-- start ITEMS --

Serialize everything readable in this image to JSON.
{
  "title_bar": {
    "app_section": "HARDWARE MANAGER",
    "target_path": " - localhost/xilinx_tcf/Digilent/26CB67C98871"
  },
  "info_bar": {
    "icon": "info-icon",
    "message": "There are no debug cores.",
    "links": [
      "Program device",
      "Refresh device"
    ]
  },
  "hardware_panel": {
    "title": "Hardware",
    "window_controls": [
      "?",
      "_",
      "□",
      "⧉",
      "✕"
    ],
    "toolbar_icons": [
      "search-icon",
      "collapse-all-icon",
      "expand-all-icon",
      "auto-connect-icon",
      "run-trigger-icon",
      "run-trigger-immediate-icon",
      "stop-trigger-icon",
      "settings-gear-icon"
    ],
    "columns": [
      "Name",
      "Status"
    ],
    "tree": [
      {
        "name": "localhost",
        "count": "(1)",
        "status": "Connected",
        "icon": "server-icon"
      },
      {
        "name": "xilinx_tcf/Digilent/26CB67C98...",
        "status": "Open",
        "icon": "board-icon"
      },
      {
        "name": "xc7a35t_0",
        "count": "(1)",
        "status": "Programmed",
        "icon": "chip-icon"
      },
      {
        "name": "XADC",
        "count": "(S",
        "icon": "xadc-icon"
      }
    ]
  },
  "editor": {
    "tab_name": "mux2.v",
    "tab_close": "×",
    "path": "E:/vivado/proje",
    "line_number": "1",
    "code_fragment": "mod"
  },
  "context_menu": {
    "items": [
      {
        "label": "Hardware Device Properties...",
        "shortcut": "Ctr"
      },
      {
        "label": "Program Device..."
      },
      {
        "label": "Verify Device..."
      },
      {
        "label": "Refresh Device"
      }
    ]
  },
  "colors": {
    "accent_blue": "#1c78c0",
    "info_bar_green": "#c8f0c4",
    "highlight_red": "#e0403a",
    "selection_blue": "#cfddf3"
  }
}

-- end ITEMS --

PROMPT =
All of the entries above need to be reproduced exactly.

OUTPUT OF THE EXERCISE =
Serialize everything readable in this image to JSON.
{
  "title_bar": {
    "app_section": "HARDWARE MANAGER",
    "target_path": " - localhost/xilinx_tcf/Digilent/26CB67C98871"
  },
  "info_bar": {
    "icon": "info-icon",
    "message": "There are no debug cores.",
    "links": [
      "Program device",
      "Refresh device"
    ]
  },
  "hardware_panel": {
    "title": "Hardware",
    "window_controls": [
      "?",
      "_",
      "□",
      "⧉",
      "✕"
    ],
    "toolbar_icons": [
      "search-icon",
      "collapse-all-icon",
      "expand-all-icon",
      "auto-connect-icon",
      "run-trigger-icon",
      "run-trigger-immediate-icon",
      "stop-trigger-icon",
      "settings-gear-icon"
    ],
    "columns": [
      "Name",
      "Status"
    ],
    "tree": [
      {
        "name": "localhost",
        "count": "(1)",
        "status": "Connected",
        "icon": "server-icon"
      },
      {
        "name": "xilinx_tcf/Digilent/26CB67C98...",
        "status": "Open",
        "icon": "board-icon"
      },
      {
        "name": "xc7a35t_0",
        "count": "(1)",
        "status": "Programmed",
        "icon": "chip-icon"
      },
      {
        "name": "XADC",
        "count": "(S",
        "icon": "xadc-icon"
      }
    ]
  },
  "editor": {
    "tab_name": "mux2.v",
    "tab_close": "×",
    "path": "E:/vivado/proje",
    "line_number": "1",
    "code_fragment": "mod"
  },
  "context_menu": {
    "items": [
      {
        "label": "Hardware Device Properties...",
        "shortcut": "Ctr"
      },
      {
        "label": "Program Device..."
      },
      {
        "label": "Verify Device..."
      },
      {
        "label": "Refresh Device"
      }
    ]
  },
  "colors": {
    "accent_blue": "#1c78c0",
    "info_bar_green": "#c8f0c4",
    "highlight_red": "#e0403a",
    "selection_blue": "#cfddf3"
  }
}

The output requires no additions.